** Start of DATA FOR THIS EXERCISE **

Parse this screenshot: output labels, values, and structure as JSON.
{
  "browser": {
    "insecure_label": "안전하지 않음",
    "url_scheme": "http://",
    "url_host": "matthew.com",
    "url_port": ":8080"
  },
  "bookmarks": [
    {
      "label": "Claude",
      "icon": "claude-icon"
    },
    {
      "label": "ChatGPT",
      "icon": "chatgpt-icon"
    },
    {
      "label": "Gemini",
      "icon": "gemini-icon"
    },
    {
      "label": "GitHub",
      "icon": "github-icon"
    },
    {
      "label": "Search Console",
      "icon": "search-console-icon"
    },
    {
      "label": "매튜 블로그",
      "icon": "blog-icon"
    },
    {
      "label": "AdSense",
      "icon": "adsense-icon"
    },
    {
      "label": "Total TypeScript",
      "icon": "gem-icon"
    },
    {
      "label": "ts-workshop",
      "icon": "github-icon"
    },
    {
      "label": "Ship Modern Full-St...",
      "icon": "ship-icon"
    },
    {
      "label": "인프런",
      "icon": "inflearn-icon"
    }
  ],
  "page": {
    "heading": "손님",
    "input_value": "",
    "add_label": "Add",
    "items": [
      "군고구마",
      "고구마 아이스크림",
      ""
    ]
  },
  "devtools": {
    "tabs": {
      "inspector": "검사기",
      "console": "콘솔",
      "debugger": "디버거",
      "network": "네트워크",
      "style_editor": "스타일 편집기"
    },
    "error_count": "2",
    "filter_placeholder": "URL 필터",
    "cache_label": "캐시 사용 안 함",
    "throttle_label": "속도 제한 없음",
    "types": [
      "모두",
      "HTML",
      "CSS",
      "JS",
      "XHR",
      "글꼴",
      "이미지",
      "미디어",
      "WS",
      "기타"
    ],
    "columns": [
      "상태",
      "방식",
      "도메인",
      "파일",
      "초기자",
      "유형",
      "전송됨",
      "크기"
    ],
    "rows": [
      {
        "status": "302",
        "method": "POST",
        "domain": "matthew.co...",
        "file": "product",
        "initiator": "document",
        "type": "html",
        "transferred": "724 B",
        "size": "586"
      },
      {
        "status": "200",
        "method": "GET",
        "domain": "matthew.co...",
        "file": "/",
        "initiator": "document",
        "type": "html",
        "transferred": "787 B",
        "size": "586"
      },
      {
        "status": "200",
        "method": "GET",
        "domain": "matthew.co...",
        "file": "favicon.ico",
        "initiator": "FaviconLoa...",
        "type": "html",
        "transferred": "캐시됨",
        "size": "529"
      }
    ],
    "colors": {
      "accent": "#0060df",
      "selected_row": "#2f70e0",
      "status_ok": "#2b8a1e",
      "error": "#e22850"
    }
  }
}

** End of DATA FOR THIS EXERCISE **

Retype all of the entries precisely as they are.

**SOLUTION FOR THIS TASK:**
Parse this screenshot: output labels, values, and structure as JSON.
{
  "browser": {
    "insecure_label": "안전하지 않음",
    "url_scheme": "http://",
    "url_host": "matthew.com",
    "url_port": ":8080"
  },
  "bookmarks": [
    {
      "label": "Claude",
      "icon": "claude-icon"
    },
    {
      "label": "ChatGPT",
      "icon": "chatgpt-icon"
    },
    {
      "label": "Gemini",
      "icon": "gemini-icon"
    },
    {
      "label": "GitHub",
      "icon": "github-icon"
    },
    {
      "label": "Search Console",
      "icon": "search-console-icon"
    },
    {
      "label": "매튜 블로그",
      "icon": "blog-icon"
    },
    {
      "label": "AdSense",
      "icon": "adsense-icon"
    },
    {
      "label": "Total TypeScript",
      "icon": "gem-icon"
    },
    {
      "label": "ts-workshop",
      "icon": "github-icon"
    },
    {
      "label": "Ship Modern Full-St...",
      "icon": "ship-icon"
    },
    {
      "label": "인프런",
      "icon": "inflearn-icon"
    }
  ],
  "page": {
    "heading": "손님",
    "input_value": "",
    "add_label": "Add",
    "items": [
      "군고구마",
      "고구마 아이스크림",
      ""
    ]
  },
  "devtools": {
    "tabs": {
      "inspector": "검사기",
      "console": "콘솔",
      "debugger": "디버거",
      "network": "네트워크",
      "style_editor": "스타일 편집기"
    },
    "error_count": "2",
    "filter_placeholder": "URL 필터",
    "cache_label": "캐시 사용 안 함",
    "throttle_label": "속도 제한 없음",
    "types": [
      "모두",
      "HTML",
      "CSS",
      "JS",
      "XHR",
      "글꼴",
      "이미지",
      "미디어",
      "WS",
      "기타"
    ],
    "columns": [
      "상태",
      "방식",
      "도메인",
      "파일",
      "초기자",
      "유형",
      "전송됨",
      "크기"
    ],
    "rows": [
      {
        "status": "302",
        "method": "POST",
        "domain": "matthew.co...",
        "file": "product",
        "initiator": "document",
        "type": "html",
        "transferred": "724 B",
        "size": "586"
      },
      {
        "status": "200",
        "method": "GET",
        "domain": "matthew.co...",
        "file": "/",
        "initiator": "document",
        "type": "html",
        "transferred": "787 B",
        "size": "586"
      },
      {
        "status": "200",
        "method": "GET",
        "domain": "matthew.co...",
        "file": "favicon.ico",
        "initiator": "FaviconLoa...",
        "type": "html",
        "transferred": "캐시됨",
        "size": "529"
      }
    ],
    "colors": {
      "accent": "#0060df",
      "selected_row": "#2f70e0",
      "status_ok": "#2b8a1e",
      "error": "#e22850"
    }
  }
}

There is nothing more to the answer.